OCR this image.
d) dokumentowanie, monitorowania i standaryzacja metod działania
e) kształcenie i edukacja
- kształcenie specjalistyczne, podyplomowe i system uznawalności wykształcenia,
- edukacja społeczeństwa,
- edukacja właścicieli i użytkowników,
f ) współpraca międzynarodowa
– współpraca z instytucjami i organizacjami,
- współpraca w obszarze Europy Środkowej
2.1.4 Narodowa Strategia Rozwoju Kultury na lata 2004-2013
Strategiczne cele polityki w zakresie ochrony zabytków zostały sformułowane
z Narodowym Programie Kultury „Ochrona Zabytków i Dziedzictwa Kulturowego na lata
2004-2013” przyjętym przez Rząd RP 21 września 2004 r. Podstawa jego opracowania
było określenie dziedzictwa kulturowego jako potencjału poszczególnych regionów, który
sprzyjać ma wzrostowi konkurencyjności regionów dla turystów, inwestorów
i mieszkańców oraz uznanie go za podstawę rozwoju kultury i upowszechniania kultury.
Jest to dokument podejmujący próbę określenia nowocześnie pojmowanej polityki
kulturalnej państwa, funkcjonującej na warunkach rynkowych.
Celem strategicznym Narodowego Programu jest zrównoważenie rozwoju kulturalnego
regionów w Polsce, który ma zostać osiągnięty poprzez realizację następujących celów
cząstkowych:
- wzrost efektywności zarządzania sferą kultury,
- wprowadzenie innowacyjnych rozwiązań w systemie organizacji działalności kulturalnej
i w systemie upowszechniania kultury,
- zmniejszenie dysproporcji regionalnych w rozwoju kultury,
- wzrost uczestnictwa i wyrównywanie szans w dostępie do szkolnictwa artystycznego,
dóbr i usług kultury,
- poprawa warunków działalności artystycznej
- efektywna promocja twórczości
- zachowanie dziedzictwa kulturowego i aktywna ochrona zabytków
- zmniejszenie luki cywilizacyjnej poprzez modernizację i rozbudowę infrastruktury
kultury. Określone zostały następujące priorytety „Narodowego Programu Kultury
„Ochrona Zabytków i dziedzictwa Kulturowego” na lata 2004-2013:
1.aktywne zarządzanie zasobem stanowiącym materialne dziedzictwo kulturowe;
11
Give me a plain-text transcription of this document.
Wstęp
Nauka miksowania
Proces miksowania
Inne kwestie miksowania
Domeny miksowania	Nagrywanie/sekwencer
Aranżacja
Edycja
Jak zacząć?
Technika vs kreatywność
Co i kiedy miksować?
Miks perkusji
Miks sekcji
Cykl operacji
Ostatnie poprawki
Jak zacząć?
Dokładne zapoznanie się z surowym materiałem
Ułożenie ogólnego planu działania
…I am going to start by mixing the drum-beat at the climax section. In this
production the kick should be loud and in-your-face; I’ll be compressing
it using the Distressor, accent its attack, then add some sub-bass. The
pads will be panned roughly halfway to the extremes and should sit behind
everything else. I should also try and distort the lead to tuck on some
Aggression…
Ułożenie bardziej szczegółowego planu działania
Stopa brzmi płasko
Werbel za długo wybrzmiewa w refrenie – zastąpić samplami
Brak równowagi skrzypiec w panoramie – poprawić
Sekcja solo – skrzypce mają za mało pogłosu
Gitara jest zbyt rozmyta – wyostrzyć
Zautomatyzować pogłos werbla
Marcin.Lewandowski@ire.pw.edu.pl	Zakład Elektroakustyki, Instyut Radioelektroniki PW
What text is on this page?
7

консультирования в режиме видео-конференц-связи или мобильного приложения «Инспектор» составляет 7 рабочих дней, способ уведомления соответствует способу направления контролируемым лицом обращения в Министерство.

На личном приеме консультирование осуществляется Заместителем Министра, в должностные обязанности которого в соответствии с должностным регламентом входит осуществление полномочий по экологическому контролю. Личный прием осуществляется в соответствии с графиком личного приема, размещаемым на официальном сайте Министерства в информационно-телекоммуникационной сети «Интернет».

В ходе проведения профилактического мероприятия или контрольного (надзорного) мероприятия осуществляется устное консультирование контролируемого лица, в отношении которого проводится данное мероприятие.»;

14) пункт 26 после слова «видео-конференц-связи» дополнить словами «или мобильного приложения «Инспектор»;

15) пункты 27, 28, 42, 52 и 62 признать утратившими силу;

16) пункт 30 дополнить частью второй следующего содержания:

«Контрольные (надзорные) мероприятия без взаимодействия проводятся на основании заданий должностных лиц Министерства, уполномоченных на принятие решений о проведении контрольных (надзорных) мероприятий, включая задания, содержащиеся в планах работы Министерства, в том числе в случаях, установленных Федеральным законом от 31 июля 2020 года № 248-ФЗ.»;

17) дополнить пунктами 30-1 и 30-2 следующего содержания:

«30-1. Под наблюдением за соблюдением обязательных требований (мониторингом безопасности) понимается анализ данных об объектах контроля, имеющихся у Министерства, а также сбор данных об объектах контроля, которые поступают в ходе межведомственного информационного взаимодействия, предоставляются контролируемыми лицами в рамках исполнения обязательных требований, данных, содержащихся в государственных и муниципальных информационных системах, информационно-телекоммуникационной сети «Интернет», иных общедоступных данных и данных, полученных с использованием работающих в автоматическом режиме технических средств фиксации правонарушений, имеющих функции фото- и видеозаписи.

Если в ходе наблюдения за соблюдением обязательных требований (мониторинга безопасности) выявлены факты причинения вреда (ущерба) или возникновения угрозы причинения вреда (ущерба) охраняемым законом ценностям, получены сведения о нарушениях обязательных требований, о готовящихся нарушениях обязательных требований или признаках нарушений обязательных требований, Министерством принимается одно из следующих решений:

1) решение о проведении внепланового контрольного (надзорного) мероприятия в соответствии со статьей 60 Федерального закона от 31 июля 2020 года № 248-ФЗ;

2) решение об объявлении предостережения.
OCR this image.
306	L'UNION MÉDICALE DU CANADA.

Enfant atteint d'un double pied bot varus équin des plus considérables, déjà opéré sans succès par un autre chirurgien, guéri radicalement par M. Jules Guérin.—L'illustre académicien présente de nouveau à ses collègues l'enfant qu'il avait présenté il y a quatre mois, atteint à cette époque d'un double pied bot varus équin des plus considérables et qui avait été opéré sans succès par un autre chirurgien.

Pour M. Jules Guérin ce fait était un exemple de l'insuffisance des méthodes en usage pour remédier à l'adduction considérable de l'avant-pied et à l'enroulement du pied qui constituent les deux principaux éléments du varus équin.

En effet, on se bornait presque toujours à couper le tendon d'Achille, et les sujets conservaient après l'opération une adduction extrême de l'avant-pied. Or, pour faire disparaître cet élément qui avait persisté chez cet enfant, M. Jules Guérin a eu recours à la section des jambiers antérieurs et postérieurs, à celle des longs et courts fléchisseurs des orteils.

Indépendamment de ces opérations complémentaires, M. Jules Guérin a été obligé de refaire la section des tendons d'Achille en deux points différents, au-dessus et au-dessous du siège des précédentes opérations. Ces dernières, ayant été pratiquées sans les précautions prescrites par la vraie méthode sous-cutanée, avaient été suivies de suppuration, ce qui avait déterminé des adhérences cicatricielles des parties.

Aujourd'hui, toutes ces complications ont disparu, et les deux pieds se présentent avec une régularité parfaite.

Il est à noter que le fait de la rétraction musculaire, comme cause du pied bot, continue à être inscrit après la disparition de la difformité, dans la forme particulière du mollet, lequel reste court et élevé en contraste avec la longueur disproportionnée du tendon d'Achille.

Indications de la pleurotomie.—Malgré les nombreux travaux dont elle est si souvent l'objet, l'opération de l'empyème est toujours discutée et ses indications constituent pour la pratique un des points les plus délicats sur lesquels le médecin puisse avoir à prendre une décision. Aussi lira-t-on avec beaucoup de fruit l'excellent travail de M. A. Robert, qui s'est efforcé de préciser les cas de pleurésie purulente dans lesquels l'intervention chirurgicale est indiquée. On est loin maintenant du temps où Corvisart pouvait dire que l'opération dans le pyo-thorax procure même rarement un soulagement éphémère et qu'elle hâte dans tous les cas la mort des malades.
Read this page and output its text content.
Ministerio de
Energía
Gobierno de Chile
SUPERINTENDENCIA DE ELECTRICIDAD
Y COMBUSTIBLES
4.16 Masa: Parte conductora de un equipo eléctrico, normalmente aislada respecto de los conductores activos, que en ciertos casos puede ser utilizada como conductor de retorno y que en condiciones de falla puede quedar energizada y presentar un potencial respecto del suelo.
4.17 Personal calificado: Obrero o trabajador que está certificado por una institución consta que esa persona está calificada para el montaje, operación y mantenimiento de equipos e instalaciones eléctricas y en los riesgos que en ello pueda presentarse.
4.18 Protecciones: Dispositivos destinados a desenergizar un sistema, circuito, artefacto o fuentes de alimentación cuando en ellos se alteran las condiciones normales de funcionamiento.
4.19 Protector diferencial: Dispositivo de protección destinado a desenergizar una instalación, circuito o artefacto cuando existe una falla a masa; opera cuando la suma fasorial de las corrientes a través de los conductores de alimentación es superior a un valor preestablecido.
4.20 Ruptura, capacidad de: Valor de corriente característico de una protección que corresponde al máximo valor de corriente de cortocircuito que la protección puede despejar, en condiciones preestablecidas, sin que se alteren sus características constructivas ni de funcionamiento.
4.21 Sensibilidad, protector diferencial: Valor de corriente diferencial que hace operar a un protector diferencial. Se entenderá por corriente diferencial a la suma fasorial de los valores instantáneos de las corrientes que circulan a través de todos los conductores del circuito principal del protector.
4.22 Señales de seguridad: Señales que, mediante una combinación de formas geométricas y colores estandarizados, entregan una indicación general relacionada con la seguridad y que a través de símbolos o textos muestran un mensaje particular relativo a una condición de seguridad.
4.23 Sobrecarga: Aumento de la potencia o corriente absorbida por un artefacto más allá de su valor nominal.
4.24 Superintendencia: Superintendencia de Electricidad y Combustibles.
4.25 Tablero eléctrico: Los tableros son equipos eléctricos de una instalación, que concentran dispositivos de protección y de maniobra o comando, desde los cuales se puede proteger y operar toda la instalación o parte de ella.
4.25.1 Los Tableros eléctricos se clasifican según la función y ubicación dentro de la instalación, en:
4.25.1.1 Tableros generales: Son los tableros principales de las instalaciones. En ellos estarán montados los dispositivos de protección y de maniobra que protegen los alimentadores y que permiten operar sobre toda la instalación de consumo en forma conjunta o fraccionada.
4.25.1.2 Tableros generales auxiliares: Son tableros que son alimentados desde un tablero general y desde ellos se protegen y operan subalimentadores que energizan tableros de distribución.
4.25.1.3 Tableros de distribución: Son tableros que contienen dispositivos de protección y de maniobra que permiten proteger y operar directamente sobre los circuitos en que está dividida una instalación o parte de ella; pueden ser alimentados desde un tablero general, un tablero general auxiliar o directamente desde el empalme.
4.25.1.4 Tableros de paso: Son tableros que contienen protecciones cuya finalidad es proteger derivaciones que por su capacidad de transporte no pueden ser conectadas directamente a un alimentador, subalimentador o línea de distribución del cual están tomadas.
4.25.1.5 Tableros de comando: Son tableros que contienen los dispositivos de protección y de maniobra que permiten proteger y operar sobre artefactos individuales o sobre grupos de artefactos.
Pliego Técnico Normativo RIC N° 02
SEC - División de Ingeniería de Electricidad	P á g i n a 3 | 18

--*--

Return all lines with the word "upowszechniania" in them.

Problem solution:
i mieszkańców oraz uznanie go za podstawę rozwoju kultury i upowszechniania kultury.
i w systemie upowszechniania kultury,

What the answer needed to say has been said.